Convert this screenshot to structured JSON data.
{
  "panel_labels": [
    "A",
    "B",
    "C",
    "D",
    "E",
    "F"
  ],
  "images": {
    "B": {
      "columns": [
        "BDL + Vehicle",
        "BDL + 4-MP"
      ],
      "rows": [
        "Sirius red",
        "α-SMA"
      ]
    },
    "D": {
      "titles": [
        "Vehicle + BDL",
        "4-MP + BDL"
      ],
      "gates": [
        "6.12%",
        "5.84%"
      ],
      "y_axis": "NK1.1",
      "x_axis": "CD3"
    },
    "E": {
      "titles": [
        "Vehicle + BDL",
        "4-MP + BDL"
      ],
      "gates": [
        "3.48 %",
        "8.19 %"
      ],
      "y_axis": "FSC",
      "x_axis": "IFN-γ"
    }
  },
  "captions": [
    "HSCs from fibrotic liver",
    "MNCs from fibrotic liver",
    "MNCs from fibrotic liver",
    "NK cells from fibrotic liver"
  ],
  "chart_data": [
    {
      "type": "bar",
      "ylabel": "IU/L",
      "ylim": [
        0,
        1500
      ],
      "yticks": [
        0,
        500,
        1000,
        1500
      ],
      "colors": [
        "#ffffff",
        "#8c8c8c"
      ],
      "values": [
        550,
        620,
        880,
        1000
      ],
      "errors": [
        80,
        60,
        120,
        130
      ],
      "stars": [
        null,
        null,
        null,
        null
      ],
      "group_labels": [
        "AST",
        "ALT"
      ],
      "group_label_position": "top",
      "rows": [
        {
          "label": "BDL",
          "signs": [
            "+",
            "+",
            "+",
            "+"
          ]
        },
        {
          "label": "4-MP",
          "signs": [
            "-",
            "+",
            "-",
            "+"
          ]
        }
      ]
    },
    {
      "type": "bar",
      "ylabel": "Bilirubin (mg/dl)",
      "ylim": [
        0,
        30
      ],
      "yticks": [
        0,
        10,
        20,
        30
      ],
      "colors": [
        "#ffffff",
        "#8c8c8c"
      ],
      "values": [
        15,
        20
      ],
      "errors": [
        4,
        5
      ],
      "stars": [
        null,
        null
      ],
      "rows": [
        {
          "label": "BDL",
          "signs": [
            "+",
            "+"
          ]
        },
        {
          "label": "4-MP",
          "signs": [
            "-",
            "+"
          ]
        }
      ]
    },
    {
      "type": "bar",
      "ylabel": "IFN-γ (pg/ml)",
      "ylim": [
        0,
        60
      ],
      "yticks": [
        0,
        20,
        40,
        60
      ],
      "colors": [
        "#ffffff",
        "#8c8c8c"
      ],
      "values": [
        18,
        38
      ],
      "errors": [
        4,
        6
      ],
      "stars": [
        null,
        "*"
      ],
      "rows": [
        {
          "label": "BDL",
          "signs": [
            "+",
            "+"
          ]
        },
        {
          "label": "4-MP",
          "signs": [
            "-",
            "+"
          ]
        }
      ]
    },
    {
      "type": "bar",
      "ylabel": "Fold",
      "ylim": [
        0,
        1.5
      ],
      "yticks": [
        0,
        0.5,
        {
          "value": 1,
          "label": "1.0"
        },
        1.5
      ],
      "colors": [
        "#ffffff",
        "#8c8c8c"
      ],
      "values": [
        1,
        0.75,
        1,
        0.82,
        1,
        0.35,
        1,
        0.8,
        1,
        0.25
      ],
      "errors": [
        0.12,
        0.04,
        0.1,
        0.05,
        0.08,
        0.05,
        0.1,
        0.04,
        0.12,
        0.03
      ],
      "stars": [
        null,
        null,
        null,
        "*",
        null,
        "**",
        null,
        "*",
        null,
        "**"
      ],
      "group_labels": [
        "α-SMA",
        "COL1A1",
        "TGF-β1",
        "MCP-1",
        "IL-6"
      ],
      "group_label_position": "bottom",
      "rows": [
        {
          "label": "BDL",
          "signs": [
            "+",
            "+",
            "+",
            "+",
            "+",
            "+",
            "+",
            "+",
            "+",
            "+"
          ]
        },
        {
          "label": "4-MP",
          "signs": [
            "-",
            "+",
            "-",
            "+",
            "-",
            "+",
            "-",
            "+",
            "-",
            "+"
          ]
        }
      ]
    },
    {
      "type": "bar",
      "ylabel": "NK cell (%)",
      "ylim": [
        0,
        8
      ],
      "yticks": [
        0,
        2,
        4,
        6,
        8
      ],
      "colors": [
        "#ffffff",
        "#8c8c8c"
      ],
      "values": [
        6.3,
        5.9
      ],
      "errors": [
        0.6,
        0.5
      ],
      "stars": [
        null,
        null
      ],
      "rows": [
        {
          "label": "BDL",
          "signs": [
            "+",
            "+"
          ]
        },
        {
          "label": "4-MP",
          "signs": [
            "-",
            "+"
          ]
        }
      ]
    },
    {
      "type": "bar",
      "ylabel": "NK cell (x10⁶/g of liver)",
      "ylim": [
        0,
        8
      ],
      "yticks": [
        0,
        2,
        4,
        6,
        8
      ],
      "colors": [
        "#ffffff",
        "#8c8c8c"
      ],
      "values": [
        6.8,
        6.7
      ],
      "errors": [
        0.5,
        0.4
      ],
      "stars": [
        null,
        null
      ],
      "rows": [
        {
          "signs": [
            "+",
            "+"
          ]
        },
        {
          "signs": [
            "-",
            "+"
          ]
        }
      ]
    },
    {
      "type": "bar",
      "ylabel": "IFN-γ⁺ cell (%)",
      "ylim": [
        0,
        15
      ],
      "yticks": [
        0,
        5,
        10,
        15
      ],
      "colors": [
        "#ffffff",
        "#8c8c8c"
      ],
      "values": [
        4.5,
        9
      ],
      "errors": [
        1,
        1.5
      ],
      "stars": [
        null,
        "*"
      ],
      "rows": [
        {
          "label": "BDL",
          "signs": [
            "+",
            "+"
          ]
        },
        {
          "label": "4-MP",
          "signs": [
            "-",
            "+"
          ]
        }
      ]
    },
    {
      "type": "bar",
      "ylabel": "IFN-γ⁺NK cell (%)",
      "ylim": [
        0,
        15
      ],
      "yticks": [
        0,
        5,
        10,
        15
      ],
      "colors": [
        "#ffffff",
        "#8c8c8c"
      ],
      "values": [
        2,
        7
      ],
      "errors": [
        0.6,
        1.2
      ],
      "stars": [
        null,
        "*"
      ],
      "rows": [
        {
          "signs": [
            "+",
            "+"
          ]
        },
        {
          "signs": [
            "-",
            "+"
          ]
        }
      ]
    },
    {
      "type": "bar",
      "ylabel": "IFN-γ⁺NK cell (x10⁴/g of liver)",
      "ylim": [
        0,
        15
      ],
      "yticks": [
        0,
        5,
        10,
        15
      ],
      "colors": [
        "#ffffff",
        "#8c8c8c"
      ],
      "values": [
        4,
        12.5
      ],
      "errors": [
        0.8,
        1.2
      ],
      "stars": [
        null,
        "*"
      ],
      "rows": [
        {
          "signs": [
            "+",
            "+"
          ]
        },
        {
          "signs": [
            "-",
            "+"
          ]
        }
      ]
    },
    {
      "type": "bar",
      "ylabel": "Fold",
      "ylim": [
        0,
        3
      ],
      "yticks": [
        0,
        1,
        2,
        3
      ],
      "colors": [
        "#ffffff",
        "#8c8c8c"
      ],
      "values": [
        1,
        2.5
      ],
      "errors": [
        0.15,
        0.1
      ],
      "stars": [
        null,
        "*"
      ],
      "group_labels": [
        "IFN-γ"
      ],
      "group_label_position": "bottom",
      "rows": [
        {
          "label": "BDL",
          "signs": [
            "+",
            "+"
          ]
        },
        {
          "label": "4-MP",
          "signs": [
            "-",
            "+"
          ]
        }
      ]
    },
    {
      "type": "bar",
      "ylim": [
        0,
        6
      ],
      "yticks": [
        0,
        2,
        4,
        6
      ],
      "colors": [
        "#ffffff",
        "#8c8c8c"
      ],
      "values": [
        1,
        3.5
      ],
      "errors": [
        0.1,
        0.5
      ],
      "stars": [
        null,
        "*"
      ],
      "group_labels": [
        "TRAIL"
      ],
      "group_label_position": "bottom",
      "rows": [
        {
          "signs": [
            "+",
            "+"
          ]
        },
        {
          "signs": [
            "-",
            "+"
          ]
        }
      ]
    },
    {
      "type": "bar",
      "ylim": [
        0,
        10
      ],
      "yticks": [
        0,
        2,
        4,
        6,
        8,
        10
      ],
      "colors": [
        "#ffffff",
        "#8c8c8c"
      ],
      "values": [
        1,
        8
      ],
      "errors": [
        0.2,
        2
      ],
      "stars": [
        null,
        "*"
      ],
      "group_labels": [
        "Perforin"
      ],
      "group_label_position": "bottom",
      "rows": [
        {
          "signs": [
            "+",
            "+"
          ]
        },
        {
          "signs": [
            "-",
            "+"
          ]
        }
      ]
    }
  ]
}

-----

Brief
Copy every line of the records above that contains "liver".

Solution below
    "HSCs from fibrotic liver",
    "MNCs from fibrotic liver",
    "MNCs from fibrotic liver",
    "NK cells from fibrotic liver"
      "ylabel": "NK cell (x10⁶/g of liver)",
      "ylabel": "IFN-γ⁺NK cell (x10⁴/g of liver)",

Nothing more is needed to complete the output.